Stored dataset items:
□ □ □
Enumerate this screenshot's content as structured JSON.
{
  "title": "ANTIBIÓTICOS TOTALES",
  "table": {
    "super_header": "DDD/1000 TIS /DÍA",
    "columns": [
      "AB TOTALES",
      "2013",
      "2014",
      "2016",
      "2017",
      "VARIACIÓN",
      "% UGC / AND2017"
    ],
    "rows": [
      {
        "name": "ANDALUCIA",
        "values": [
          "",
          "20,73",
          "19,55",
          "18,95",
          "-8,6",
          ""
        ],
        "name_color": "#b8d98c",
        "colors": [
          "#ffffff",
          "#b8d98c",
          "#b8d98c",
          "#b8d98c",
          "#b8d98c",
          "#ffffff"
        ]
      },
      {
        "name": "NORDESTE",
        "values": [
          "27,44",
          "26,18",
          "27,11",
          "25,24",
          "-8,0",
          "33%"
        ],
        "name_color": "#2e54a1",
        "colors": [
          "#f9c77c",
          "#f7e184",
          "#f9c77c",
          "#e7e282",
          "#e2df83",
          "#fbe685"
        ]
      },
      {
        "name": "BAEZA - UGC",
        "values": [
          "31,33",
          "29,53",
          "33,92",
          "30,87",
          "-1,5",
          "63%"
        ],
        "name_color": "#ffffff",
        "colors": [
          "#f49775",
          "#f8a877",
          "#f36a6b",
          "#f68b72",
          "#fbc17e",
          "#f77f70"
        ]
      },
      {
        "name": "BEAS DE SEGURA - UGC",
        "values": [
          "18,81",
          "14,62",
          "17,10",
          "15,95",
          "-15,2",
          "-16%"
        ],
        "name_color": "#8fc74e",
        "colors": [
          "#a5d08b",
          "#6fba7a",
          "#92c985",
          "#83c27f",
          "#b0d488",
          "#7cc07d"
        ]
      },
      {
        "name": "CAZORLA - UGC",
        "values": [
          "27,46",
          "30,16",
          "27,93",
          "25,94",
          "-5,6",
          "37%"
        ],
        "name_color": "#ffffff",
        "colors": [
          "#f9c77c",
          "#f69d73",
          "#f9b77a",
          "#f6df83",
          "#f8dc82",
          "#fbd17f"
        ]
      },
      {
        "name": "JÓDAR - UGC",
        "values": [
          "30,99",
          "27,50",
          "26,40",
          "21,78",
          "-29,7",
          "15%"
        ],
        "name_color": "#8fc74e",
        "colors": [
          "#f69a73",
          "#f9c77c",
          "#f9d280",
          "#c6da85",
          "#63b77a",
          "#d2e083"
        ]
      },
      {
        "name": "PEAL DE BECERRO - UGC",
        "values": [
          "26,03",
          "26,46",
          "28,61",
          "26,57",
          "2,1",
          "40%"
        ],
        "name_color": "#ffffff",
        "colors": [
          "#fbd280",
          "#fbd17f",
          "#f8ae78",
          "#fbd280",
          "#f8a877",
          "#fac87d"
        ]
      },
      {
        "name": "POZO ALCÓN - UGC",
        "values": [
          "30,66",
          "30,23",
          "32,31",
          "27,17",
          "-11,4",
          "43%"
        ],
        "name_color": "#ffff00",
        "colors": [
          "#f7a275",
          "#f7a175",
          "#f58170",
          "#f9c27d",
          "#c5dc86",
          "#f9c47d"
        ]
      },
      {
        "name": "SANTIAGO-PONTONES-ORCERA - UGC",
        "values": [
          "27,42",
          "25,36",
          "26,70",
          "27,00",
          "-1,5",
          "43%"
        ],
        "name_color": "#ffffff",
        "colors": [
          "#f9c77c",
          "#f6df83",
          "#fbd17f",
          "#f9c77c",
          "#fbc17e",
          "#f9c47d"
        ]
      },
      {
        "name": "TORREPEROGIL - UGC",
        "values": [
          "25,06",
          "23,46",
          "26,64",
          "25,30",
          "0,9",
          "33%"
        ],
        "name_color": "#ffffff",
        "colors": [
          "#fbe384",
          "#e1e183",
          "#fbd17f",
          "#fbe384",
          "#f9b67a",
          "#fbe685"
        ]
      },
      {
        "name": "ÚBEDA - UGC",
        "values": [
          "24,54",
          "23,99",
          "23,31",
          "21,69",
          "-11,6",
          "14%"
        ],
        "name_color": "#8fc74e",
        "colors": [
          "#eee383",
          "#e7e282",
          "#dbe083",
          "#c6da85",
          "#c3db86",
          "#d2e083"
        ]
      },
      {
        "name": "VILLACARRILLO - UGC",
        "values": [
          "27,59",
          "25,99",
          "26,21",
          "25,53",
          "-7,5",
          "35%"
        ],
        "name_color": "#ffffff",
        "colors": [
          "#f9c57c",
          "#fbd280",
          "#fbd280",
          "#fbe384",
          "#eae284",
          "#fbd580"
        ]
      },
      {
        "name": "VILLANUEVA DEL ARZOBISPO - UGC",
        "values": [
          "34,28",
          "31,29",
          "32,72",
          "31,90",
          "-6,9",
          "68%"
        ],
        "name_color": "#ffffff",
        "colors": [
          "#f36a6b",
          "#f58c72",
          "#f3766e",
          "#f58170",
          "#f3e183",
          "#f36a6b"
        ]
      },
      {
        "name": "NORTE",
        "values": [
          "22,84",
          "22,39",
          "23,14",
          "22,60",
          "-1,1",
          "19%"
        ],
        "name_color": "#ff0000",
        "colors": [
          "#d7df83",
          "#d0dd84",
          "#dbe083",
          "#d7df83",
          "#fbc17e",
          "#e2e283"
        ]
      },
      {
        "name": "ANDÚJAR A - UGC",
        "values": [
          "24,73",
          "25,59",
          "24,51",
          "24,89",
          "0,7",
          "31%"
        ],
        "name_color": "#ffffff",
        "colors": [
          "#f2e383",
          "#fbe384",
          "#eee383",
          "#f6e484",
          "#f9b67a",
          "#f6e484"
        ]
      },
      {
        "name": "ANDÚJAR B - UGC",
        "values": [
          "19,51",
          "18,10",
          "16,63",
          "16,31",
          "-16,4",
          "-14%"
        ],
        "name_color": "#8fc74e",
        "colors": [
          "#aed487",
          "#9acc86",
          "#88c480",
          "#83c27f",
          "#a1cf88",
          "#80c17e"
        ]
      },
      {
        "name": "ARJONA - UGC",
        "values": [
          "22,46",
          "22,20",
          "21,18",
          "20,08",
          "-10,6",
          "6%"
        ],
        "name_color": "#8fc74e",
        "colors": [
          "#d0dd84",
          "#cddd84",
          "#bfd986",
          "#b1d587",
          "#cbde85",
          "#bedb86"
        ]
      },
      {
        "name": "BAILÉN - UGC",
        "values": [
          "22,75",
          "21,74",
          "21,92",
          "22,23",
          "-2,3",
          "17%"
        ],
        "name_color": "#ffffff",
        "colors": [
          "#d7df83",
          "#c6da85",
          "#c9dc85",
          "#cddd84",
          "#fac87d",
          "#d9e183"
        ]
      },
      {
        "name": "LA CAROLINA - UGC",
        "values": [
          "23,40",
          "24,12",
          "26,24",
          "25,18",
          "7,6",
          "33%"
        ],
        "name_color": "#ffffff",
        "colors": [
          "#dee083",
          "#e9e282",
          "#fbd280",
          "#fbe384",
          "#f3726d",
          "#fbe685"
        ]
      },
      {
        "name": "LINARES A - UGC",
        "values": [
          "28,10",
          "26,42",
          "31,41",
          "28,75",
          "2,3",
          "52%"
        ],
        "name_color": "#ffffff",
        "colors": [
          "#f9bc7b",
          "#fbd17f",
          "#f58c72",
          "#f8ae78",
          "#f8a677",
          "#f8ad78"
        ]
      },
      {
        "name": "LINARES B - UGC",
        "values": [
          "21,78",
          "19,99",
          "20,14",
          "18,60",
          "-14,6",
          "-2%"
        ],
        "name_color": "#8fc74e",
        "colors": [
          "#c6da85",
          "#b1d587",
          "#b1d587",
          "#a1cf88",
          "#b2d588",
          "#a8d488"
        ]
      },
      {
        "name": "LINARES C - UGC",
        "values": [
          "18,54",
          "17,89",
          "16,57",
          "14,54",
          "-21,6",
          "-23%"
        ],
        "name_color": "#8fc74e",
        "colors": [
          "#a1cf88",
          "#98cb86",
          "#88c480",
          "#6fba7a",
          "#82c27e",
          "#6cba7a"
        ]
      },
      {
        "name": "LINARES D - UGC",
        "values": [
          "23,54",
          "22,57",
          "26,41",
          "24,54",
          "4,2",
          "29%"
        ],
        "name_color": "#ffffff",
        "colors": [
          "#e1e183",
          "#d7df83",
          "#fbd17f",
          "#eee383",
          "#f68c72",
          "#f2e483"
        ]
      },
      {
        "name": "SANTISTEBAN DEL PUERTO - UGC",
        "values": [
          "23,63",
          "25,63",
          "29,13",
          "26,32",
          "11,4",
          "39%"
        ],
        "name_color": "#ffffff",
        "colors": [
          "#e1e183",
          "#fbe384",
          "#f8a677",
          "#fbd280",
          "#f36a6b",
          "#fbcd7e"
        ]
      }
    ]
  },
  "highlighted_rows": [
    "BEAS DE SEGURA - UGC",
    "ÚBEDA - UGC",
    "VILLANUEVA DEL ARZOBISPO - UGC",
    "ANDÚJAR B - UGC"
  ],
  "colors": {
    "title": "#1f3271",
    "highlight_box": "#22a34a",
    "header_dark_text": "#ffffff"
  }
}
□ □ □
Report how many lines in these entries contain "VILLANUEVA". Answer with the number only.

### SOLVED EXERCISE
2